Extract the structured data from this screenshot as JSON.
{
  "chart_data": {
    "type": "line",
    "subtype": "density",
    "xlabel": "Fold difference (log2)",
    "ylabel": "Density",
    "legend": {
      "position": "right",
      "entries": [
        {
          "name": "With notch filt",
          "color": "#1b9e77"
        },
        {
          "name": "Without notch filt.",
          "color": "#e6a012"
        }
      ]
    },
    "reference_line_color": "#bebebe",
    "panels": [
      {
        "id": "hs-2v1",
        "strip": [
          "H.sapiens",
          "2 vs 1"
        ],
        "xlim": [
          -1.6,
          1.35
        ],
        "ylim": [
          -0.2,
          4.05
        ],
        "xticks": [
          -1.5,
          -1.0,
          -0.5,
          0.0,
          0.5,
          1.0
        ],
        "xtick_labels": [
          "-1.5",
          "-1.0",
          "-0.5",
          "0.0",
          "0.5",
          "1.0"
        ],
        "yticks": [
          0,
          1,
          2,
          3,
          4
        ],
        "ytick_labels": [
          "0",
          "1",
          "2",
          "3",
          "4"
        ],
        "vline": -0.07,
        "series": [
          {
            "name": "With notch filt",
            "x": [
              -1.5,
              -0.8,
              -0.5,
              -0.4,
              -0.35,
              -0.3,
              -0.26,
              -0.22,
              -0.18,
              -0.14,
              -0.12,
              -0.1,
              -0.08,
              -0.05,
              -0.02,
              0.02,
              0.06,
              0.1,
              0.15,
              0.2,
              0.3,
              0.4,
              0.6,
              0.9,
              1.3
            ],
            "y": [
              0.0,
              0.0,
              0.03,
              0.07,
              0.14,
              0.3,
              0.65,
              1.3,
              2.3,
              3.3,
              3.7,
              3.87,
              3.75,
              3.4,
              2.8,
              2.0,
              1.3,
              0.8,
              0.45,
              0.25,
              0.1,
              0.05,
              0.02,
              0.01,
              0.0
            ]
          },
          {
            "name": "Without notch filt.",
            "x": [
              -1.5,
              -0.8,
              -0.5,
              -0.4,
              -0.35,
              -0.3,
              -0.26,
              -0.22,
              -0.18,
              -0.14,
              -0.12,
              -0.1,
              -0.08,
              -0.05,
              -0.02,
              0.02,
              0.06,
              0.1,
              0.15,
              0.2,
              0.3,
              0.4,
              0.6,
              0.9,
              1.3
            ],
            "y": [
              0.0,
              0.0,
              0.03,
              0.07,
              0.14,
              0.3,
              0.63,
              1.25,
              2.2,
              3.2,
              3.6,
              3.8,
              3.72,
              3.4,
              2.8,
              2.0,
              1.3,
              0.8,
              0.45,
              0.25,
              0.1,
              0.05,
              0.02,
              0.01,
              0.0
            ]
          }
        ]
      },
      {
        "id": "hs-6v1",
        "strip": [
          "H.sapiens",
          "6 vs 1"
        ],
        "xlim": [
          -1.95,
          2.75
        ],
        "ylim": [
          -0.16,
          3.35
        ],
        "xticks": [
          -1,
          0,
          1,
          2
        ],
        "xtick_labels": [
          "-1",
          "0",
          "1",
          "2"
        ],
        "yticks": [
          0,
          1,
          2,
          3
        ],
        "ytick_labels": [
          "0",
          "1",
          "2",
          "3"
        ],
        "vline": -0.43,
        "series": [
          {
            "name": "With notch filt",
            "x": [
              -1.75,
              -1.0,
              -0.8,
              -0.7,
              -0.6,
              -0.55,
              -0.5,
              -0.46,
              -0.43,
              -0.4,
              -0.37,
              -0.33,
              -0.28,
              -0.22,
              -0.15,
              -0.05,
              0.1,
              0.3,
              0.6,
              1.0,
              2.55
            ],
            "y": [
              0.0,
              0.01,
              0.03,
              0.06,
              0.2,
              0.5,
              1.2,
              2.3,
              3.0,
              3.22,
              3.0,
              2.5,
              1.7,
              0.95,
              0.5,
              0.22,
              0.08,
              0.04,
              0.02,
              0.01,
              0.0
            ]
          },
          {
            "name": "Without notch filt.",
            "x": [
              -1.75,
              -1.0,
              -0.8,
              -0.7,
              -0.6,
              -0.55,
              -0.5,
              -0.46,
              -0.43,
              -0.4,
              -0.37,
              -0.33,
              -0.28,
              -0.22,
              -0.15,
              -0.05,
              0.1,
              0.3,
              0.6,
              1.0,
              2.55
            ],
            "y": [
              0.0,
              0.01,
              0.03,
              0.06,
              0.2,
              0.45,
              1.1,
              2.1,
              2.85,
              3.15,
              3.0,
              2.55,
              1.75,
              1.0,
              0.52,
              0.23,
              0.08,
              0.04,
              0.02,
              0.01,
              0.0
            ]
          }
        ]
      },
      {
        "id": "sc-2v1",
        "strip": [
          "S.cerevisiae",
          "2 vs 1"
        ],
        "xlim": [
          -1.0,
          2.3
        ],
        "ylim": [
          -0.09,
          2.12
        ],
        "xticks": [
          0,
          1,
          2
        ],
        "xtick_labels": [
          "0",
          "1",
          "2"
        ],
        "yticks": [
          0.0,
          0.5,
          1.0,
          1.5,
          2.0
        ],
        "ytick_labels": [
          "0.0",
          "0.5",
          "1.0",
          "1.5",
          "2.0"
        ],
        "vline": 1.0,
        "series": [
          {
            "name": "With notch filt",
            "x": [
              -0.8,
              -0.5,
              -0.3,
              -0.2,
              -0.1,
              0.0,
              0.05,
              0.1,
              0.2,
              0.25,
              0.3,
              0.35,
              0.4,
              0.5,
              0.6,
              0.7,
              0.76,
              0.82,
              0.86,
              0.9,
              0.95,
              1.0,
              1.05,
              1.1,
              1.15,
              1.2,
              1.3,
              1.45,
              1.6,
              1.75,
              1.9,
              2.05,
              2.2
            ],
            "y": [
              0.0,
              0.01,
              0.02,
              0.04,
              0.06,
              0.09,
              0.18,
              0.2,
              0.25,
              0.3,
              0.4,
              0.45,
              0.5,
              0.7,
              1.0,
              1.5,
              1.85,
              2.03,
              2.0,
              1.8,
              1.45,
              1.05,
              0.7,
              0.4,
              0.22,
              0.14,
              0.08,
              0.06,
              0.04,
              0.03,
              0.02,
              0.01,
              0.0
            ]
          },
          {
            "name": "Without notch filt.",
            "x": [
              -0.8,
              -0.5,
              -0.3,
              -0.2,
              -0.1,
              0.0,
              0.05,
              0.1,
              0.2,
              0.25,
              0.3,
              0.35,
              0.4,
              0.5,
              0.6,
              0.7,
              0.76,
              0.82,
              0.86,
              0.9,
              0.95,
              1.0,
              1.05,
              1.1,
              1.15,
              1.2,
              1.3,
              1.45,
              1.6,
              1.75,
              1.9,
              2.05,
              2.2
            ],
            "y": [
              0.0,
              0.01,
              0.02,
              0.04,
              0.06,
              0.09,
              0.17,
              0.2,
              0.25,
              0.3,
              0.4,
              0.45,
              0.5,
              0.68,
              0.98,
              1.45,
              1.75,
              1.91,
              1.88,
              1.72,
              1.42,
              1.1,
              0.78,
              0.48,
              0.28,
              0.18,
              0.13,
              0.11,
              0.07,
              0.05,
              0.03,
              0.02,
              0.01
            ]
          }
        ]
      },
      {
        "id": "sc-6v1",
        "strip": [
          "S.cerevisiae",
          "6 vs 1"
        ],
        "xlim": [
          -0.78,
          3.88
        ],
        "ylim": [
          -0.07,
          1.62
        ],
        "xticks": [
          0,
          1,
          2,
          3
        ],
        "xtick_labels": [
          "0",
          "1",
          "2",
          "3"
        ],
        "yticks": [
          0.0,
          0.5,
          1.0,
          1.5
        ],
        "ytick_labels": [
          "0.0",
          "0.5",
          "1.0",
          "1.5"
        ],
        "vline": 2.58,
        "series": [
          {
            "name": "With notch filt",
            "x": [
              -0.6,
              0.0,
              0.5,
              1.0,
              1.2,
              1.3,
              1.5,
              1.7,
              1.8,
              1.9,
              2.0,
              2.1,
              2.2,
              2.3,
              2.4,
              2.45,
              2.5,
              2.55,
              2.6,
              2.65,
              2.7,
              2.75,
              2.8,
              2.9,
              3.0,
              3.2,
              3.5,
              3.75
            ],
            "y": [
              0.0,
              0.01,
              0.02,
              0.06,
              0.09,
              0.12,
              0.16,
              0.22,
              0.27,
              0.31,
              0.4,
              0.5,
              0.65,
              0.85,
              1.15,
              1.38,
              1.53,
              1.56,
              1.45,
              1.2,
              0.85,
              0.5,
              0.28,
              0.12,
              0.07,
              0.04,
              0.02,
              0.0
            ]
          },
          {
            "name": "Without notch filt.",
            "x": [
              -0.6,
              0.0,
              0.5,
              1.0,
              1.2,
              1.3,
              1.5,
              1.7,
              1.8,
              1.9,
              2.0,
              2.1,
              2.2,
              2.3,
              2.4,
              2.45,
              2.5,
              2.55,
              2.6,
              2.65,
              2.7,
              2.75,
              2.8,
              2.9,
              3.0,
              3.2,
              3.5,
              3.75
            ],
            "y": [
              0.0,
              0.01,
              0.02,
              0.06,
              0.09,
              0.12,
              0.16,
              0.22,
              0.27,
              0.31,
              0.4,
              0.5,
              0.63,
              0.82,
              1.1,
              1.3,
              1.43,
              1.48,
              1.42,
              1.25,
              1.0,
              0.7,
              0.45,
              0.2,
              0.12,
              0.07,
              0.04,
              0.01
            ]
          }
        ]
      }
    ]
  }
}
______
▶ EXERCISE REQUIREMENTS: Pull out all lines in the data above that include "vline".

▶ FINISHED TASK:
        "vline": -0.07,
        "vline": -0.43,
        "vline": 1.0,
        "vline": 2.58,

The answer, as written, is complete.